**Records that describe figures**
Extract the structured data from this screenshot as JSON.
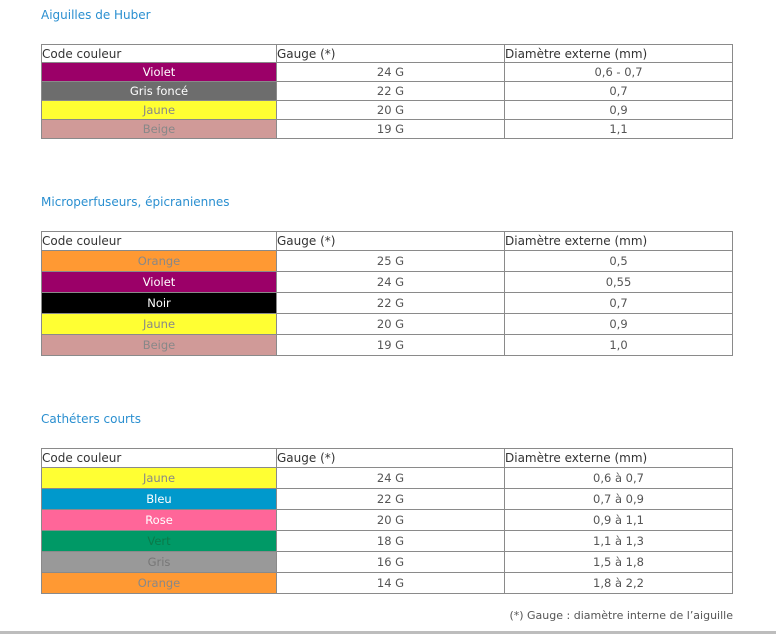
{
  "sections": [
    {
      "title": "Aiguilles de Huber",
      "header": [
        "Code couleur",
        "Gauge (*)",
        "Diamètre externe (mm)"
      ],
      "rows": [
        [
          "Violet",
          "24 G",
          "0,6 - 0,7"
        ],
        [
          "Gris foncé",
          "22 G",
          "0,7"
        ],
        [
          "Jaune",
          "20 G",
          "0,9"
        ],
        [
          "Beige",
          "19 G",
          "1,1"
        ]
      ],
      "cell_colors": [
        [
          "#9b0068",
          "#ffffff"
        ],
        [
          "#6d6d6d",
          "#ffffff"
        ],
        [
          "#ffff33",
          "#888888"
        ],
        [
          "#d09a98",
          "#888888"
        ]
      ]
    },
    {
      "title": "Microperfuseurs, épicraniennes",
      "header": [
        "Code couleur",
        "Gauge (*)",
        "Diamètre externe (mm)"
      ],
      "rows": [
        [
          "Orange",
          "25 G",
          "0,5"
        ],
        [
          "Violet",
          "24 G",
          "0,55"
        ],
        [
          "Noir",
          "22 G",
          "0,7"
        ],
        [
          "Jaune",
          "20 G",
          "0,9"
        ],
        [
          "Beige",
          "19 G",
          "1,0"
        ]
      ],
      "cell_colors": [
        [
          "#ff9933",
          "#888888"
        ],
        [
          "#9b0068",
          "#ffffff"
        ],
        [
          "#000000",
          "#ffffff"
        ],
        [
          "#ffff33",
          "#888888"
        ],
        [
          "#d09a98",
          "#888888"
        ]
      ]
    },
    {
      "title": "Cathéters courts",
      "header": [
        "Code couleur",
        "Gauge (*)",
        "Diamètre externe (mm)"
      ],
      "rows": [
        [
          "Jaune",
          "24 G",
          "0,6 à 0,7"
        ],
        [
          "Bleu",
          "22 G",
          "0,7 à 0,9"
        ],
        [
          "Rose",
          "20 G",
          "0,9 à 1,1"
        ],
        [
          "Vert",
          "18 G",
          "1,1 à 1,3"
        ],
        [
          "Gris",
          "16 G",
          "1,5 à 1,8"
        ],
        [
          "Orange",
          "14 G",
          "1,8 à 2,2"
        ]
      ],
      "cell_colors": [
        [
          "#ffff33",
          "#888888"
        ],
        [
          "#0099cc",
          "#ffffff"
        ],
        [
          "#ff6699",
          "#ffffff"
        ],
        [
          "#009966",
          "#0a7a4a"
        ],
        [
          "#999999",
          "#777777"
        ],
        [
          "#ff9933",
          "#888888"
        ]
      ]
    }
  ],
  "footnote": "(*) Gauge : diamètre interne de l’aiguille"
}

**Goal**
Go through the listing above and write it all out exactly, leaving out any picture.

**In response**
Extract the structured data from this screenshot as JSON.
{
  "sections": [
    {
      "title": "Aiguilles de Huber",
      "header": [
        "Code couleur",
        "Gauge (*)",
        "Diamètre externe (mm)"
      ],
      "rows": [
        [
          "Violet",
          "24 G",
          "0,6 - 0,7"
        ],
        [
          "Gris foncé",
          "22 G",
          "0,7"
        ],
        [
          "Jaune",
          "20 G",
          "0,9"
        ],
        [
          "Beige",
          "19 G",
          "1,1"
        ]
      ],
      "cell_colors": [
        [
          "#9b0068",
          "#ffffff"
        ],
        [
          "#6d6d6d",
          "#ffffff"
        ],
        [
          "#ffff33",
          "#888888"
        ],
        [
          "#d09a98",
          "#888888"
        ]
      ]
    },
    {
      "title": "Microperfuseurs, épicraniennes",
      "header": [
        "Code couleur",
        "Gauge (*)",
        "Diamètre externe (mm)"
      ],
      "rows": [
        [
          "Orange",
          "25 G",
          "0,5"
        ],
        [
          "Violet",
          "24 G",
          "0,55"
        ],
        [
          "Noir",
          "22 G",
          "0,7"
        ],
        [
          "Jaune",
          "20 G",
          "0,9"
        ],
        [
          "Beige",
          "19 G",
          "1,0"
        ]
      ],
      "cell_colors": [
        [
          "#ff9933",
          "#888888"
        ],
        [
          "#9b0068",
          "#ffffff"
        ],
        [
          "#000000",
          "#ffffff"
        ],
        [
          "#ffff33",
          "#888888"
        ],
        [
          "#d09a98",
          "#888888"
        ]
      ]
    },
    {
      "title": "Cathéters courts",
      "header": [
        "Code couleur",
        "Gauge (*)",
        "Diamètre externe (mm)"
      ],
      "rows": [
        [
          "Jaune",
          "24 G",
          "0,6 à 0,7"
        ],
        [
          "Bleu",
          "22 G",
          "0,7 à 0,9"
        ],
        [
          "Rose",
          "20 G",
          "0,9 à 1,1"
        ],
        [
          "Vert",
          "18 G",
          "1,1 à 1,3"
        ],
        [
          "Gris",
          "16 G",
          "1,5 à 1,8"
        ],
        [
          "Orange",
          "14 G",
          "1,8 à 2,2"
        ]
      ],
      "cell_colors": [
        [
          "#ffff33",
          "#888888"
        ],
        [
          "#0099cc",
          "#ffffff"
        ],
        [
          "#ff6699",
          "#ffffff"
        ],
        [
          "#009966",
          "#0a7a4a"
        ],
        [
          "#999999",
          "#777777"
        ],
        [
          "#ff9933",
          "#888888"
        ]
      ]
    }
  ],
  "footnote": "(*) Gauge : diamètre interne de l’aiguille"
}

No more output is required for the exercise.